=== AVAILABLE DATA ===
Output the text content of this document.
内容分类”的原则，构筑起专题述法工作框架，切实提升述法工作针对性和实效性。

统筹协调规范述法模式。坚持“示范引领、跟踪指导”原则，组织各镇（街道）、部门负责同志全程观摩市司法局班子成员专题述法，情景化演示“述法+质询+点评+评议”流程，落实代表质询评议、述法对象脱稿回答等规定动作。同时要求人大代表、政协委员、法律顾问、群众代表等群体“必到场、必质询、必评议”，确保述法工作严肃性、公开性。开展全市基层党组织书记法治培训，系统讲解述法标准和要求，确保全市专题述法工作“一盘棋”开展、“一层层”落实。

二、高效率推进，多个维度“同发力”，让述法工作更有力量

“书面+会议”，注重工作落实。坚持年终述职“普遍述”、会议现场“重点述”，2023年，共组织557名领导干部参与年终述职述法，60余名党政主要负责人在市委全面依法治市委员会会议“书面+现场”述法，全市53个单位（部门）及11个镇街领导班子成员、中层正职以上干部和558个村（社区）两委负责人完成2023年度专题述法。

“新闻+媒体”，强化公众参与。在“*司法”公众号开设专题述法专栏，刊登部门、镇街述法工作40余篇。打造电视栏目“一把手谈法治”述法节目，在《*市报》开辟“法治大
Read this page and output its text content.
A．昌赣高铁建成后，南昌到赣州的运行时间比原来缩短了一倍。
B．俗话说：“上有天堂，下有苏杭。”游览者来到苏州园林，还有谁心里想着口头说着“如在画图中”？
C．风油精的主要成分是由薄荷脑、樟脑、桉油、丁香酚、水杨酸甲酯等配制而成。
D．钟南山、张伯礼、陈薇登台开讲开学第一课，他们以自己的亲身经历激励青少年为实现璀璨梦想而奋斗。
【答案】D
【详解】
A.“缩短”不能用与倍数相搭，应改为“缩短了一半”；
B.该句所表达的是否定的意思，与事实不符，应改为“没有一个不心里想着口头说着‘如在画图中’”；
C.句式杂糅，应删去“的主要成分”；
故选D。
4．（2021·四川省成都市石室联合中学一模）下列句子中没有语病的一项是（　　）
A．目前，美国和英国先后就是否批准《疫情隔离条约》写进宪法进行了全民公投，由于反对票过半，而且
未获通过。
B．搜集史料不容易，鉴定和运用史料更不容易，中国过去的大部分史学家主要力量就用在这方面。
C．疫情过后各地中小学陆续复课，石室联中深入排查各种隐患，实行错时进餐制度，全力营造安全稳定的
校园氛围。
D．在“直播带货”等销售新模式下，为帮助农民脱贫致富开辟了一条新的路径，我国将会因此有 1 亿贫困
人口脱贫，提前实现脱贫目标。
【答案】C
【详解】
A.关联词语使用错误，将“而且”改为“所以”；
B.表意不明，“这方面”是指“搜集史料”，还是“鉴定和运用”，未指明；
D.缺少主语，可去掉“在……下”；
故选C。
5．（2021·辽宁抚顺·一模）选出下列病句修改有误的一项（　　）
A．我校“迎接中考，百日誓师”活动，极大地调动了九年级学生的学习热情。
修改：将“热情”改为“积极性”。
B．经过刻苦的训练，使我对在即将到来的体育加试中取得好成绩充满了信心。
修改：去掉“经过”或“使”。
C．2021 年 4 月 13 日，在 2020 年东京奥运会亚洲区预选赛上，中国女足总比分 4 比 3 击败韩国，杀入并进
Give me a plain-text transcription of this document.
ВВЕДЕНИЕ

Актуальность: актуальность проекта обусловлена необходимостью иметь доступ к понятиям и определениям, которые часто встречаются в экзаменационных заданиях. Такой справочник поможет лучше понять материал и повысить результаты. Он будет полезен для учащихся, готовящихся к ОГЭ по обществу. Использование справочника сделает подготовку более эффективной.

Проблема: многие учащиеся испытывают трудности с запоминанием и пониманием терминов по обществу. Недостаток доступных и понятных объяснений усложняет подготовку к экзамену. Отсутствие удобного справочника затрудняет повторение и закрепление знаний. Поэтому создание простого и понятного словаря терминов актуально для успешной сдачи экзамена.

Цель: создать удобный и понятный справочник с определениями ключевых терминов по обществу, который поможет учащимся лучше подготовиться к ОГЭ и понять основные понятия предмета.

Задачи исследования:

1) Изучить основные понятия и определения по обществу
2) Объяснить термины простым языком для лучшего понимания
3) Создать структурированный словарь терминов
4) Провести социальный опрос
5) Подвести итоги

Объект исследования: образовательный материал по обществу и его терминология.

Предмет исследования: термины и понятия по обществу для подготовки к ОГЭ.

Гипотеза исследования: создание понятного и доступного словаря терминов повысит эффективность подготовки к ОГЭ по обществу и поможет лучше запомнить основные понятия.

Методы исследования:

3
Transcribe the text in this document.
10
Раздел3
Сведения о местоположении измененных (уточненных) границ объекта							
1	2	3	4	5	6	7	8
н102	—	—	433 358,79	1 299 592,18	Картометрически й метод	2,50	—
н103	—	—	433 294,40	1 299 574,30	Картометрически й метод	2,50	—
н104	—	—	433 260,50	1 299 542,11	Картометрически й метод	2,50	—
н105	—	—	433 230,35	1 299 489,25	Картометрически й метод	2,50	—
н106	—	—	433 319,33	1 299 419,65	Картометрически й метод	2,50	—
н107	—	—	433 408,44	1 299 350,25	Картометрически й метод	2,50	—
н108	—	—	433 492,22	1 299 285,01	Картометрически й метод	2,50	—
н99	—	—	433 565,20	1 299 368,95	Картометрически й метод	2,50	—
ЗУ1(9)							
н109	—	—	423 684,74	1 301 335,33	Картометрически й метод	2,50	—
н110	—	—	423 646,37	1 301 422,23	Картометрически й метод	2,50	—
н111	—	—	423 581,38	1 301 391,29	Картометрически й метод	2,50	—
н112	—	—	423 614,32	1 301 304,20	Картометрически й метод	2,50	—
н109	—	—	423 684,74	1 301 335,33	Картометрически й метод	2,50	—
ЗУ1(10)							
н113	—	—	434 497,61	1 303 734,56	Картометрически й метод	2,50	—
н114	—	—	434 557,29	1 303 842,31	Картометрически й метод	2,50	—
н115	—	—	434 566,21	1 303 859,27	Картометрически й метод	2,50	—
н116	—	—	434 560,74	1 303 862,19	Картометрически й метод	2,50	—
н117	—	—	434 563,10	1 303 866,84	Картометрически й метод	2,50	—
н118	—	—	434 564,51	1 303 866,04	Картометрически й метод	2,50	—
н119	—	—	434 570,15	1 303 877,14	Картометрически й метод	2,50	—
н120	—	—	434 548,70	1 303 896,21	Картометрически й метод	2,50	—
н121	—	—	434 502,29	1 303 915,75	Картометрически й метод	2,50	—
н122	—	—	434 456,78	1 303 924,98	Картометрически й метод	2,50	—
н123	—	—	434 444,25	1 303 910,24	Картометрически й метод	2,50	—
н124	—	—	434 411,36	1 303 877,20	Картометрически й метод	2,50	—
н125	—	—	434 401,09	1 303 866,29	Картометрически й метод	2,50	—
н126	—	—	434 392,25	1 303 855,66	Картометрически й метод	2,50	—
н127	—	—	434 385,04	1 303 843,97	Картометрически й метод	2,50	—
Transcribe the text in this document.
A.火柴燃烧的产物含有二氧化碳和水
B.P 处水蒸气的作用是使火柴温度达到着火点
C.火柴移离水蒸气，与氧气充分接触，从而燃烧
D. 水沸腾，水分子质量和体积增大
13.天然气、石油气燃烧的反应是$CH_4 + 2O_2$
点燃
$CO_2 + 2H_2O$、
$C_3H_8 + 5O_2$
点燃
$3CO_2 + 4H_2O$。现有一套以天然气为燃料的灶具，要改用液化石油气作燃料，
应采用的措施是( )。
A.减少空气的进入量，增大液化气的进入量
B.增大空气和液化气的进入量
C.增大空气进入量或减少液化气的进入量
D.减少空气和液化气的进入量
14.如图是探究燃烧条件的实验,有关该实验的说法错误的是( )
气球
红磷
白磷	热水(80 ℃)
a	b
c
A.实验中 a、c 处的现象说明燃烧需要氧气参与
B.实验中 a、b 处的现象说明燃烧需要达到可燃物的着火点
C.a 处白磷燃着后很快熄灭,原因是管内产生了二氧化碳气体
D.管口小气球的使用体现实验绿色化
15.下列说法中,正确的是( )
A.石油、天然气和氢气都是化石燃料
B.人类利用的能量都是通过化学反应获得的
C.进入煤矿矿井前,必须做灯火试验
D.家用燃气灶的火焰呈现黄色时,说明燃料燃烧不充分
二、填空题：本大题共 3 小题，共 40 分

=== WORK TO BE COMPLETED ===
Your answer should be a single number: the count of lines containing the word "如在画图中".

=== FINAL ANSWER ===
2